---- Information shown

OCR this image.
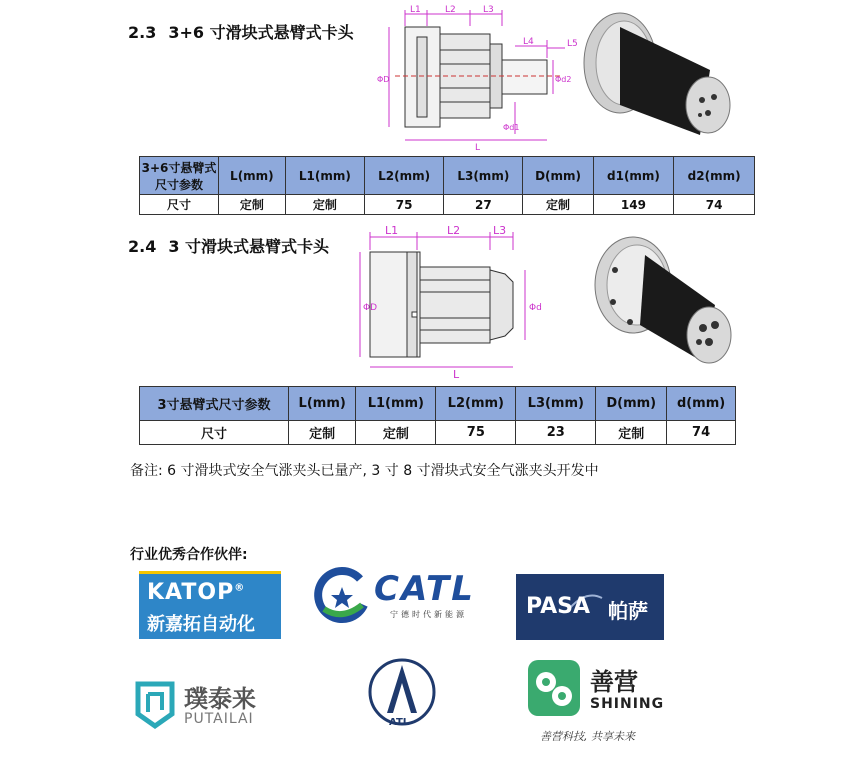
2.3 3+6 寸滑块式悬臂式卡头
L1	L2	L3
L4	L5
L
ΦD	Φd2
Φd1
3+6寸悬臂式尺寸参数	L(mm)	L1(mm)	L2(mm)	L3(mm)	D(mm)	d1(mm)	d2(mm)
尺寸	定制	定制	75	27	定制	149	74
2.4 3 寸滑块式悬臂式卡头
L1	L2	L3
L
ΦD	Φd
3寸悬臂式尺寸参数	L(mm)	L1(mm)	L2(mm)	L3(mm)	D(mm)	d(mm)
尺寸	定制	定制	75	23	定制	74
备注: 6 寸滑块式安全气涨夹头已量产, 3 寸 8 寸滑块式安全气涨夹头开发中
行业优秀合作伙伴:
KATOP®
新嘉拓自动化
CATL
宁德时代新能源	PASA 帕萨
璞泰来
PUTAILAI	ATL
善营
SHINING
善营科技, 共享未来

--------

Short problem: Above are records to transcribe exactly; leave their pictures out.

Output:
OCR this image.
2.3 3+6 寸滑块式悬臂式卡头
L1	L2	L3
L4	L5
L
ΦD	Φd2
Φd1
3+6寸悬臂式尺寸参数	L(mm)	L1(mm)	L2(mm)	L3(mm)	D(mm)	d1(mm)	d2(mm)
尺寸	定制	定制	75	27	定制	149	74
2.4 3 寸滑块式悬臂式卡头
L1	L2	L3
L
ΦD	Φd
3寸悬臂式尺寸参数	L(mm)	L1(mm)	L2(mm)	L3(mm)	D(mm)	d(mm)
尺寸	定制	定制	75	23	定制	74
备注: 6 寸滑块式安全气涨夹头已量产, 3 寸 8 寸滑块式安全气涨夹头开发中
行业优秀合作伙伴:
KATOP®
新嘉拓自动化
CATL
宁德时代新能源	PASA 帕萨
璞泰来
PUTAILAI	ATL
善营
SHINING
善营科技, 共享未来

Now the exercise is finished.